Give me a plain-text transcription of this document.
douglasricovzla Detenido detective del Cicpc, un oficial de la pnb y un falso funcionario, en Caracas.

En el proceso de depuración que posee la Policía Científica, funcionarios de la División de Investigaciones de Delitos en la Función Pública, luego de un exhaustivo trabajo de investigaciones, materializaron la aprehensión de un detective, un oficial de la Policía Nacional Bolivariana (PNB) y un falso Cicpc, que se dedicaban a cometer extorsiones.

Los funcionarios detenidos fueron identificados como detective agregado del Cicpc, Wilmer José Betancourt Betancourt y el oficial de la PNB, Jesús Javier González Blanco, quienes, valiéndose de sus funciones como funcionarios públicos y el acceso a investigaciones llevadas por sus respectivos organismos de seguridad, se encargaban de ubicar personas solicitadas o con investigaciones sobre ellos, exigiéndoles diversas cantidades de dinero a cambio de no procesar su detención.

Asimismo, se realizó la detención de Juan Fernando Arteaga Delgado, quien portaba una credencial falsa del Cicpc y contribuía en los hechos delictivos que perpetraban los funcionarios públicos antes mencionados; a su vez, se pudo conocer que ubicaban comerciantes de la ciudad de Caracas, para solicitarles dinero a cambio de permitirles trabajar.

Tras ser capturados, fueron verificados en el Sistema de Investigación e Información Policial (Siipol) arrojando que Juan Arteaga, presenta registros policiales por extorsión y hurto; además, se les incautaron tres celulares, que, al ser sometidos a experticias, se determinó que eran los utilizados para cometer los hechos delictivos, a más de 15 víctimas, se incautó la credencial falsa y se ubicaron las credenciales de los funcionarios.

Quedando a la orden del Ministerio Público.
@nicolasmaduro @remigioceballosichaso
__________
To be done: Set all of the records down again, exactly as they stand.

Answer for the task:
Give me a plain-text transcription of this document.
douglasricovzla Detenido detective del Cicpc, un oficial de la pnb y un falso funcionario, en Caracas.

En el proceso de depuración que posee la Policía Científica, funcionarios de la División de Investigaciones de Delitos en la Función Pública, luego de un exhaustivo trabajo de investigaciones, materializaron la aprehensión de un detective, un oficial de la Policía Nacional Bolivariana (PNB) y un falso Cicpc, que se dedicaban a cometer extorsiones.

Los funcionarios detenidos fueron identificados como detective agregado del Cicpc, Wilmer José Betancourt Betancourt y el oficial de la PNB, Jesús Javier González Blanco, quienes, valiéndose de sus funciones como funcionarios públicos y el acceso a investigaciones llevadas por sus respectivos organismos de seguridad, se encargaban de ubicar personas solicitadas o con investigaciones sobre ellos, exigiéndoles diversas cantidades de dinero a cambio de no procesar su detención.

Asimismo, se realizó la detención de Juan Fernando Arteaga Delgado, quien portaba una credencial falsa del Cicpc y contribuía en los hechos delictivos que perpetraban los funcionarios públicos antes mencionados; a su vez, se pudo conocer que ubicaban comerciantes de la ciudad de Caracas, para solicitarles dinero a cambio de permitirles trabajar.

Tras ser capturados, fueron verificados en el Sistema de Investigación e Información Policial (Siipol) arrojando que Juan Arteaga, presenta registros policiales por extorsión y hurto; además, se les incautaron tres celulares, que, al ser sometidos a experticias, se determinó que eran los utilizados para cometer los hechos delictivos, a más de 15 víctimas, se incautó la credencial falsa y se ubicaron las credenciales de los funcionarios.

Quedando a la orden del Ministerio Público.
@nicolasmaduro @remigioceballosichaso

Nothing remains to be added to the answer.